■ **Items listed in a dataset**:
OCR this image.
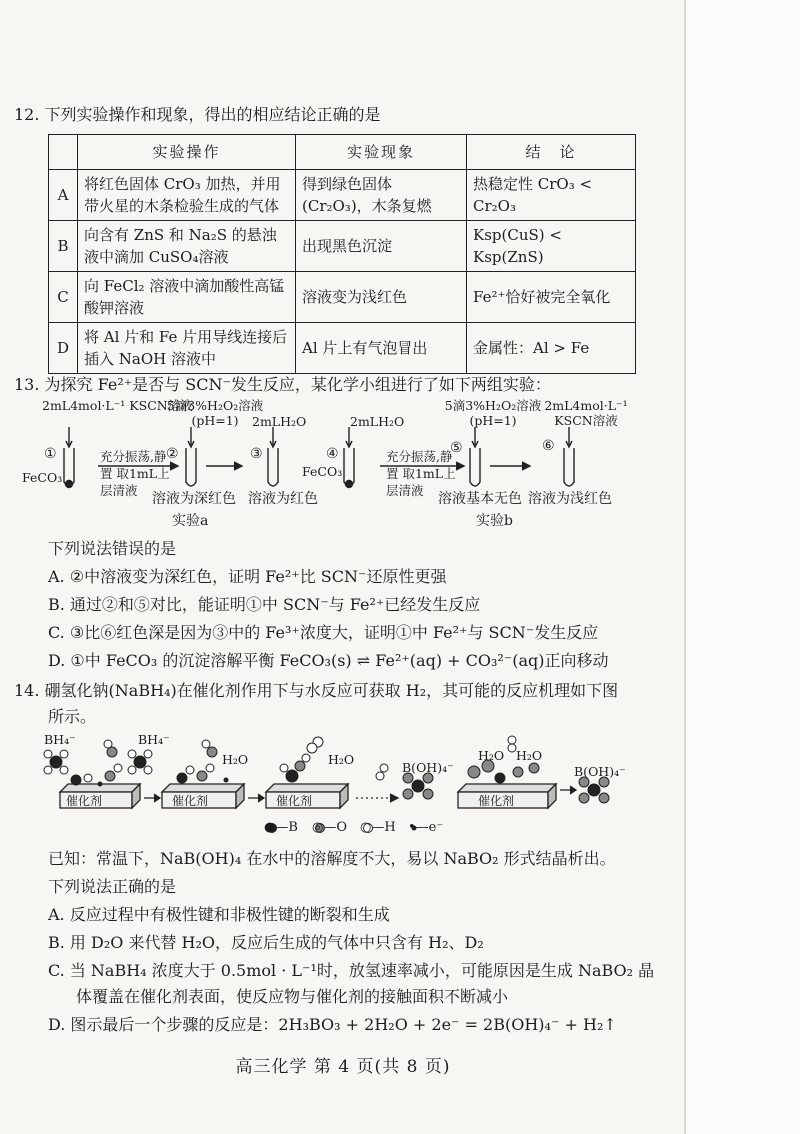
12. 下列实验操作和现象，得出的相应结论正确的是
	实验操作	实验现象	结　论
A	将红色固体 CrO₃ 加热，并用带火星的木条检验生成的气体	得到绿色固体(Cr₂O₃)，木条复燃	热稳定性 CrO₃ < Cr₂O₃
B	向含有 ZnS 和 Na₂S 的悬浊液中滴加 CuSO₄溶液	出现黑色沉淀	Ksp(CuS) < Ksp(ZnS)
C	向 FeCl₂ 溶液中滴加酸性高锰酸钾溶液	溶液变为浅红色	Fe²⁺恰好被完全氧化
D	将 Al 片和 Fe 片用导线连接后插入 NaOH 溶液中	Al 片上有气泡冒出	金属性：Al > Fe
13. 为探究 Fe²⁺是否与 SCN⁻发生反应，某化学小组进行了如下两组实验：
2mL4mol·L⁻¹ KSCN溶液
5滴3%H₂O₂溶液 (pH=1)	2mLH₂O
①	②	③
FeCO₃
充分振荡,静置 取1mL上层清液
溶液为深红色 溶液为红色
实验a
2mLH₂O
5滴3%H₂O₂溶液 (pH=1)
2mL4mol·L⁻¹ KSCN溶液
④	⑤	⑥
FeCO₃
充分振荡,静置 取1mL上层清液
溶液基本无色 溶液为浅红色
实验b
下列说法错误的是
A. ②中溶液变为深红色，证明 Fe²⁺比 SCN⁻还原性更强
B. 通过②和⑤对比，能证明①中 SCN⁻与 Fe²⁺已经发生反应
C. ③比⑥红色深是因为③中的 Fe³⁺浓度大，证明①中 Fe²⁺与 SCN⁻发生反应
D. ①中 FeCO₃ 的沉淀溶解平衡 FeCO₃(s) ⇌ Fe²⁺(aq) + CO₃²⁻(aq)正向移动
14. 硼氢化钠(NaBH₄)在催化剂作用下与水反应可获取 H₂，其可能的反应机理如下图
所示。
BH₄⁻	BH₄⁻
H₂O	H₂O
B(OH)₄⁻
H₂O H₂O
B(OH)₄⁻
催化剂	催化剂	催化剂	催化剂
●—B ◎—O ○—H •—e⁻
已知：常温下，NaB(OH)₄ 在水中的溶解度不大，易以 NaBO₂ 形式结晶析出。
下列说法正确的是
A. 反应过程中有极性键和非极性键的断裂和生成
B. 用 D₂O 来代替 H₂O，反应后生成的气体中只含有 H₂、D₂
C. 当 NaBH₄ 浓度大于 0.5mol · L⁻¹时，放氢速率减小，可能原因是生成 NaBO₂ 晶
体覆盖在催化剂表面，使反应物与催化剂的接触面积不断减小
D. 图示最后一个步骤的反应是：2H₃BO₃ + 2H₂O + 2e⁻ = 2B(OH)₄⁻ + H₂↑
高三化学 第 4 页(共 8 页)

■ **YOUR GOAL**: Reproduce each entry verbatim, excluding any embedded images.

■ **RESPONSE TO THE TASK**:
OCR this image.
12. 下列实验操作和现象，得出的相应结论正确的是
	实验操作	实验现象	结　论
A	将红色固体 CrO₃ 加热，并用带火星的木条检验生成的气体	得到绿色固体(Cr₂O₃)，木条复燃	热稳定性 CrO₃ < Cr₂O₃
B	向含有 ZnS 和 Na₂S 的悬浊液中滴加 CuSO₄溶液	出现黑色沉淀	Ksp(CuS) < Ksp(ZnS)
C	向 FeCl₂ 溶液中滴加酸性高锰酸钾溶液	溶液变为浅红色	Fe²⁺恰好被完全氧化
D	将 Al 片和 Fe 片用导线连接后插入 NaOH 溶液中	Al 片上有气泡冒出	金属性：Al > Fe
13. 为探究 Fe²⁺是否与 SCN⁻发生反应，某化学小组进行了如下两组实验：
2mL4mol·L⁻¹ KSCN溶液
5滴3%H₂O₂溶液 (pH=1)	2mLH₂O
①	②	③
FeCO₃
充分振荡,静置 取1mL上层清液
溶液为深红色 溶液为红色
实验a
2mLH₂O
5滴3%H₂O₂溶液 (pH=1)
2mL4mol·L⁻¹ KSCN溶液
④	⑤	⑥
FeCO₃
充分振荡,静置 取1mL上层清液
溶液基本无色 溶液为浅红色
实验b
下列说法错误的是
A. ②中溶液变为深红色，证明 Fe²⁺比 SCN⁻还原性更强
B. 通过②和⑤对比，能证明①中 SCN⁻与 Fe²⁺已经发生反应
C. ③比⑥红色深是因为③中的 Fe³⁺浓度大，证明①中 Fe²⁺与 SCN⁻发生反应
D. ①中 FeCO₃ 的沉淀溶解平衡 FeCO₃(s) ⇌ Fe²⁺(aq) + CO₃²⁻(aq)正向移动
14. 硼氢化钠(NaBH₄)在催化剂作用下与水反应可获取 H₂，其可能的反应机理如下图
所示。
BH₄⁻	BH₄⁻
H₂O	H₂O
B(OH)₄⁻
H₂O H₂O
B(OH)₄⁻
催化剂	催化剂	催化剂	催化剂
●—B ◎—O ○—H •—e⁻
已知：常温下，NaB(OH)₄ 在水中的溶解度不大，易以 NaBO₂ 形式结晶析出。
下列说法正确的是
A. 反应过程中有极性键和非极性键的断裂和生成
B. 用 D₂O 来代替 H₂O，反应后生成的气体中只含有 H₂、D₂
C. 当 NaBH₄ 浓度大于 0.5mol · L⁻¹时，放氢速率减小，可能原因是生成 NaBO₂ 晶
体覆盖在催化剂表面，使反应物与催化剂的接触面积不断减小
D. 图示最后一个步骤的反应是：2H₃BO₃ + 2H₂O + 2e⁻ = 2B(OH)₄⁻ + H₂↑
高三化学 第 4 页(共 8 页)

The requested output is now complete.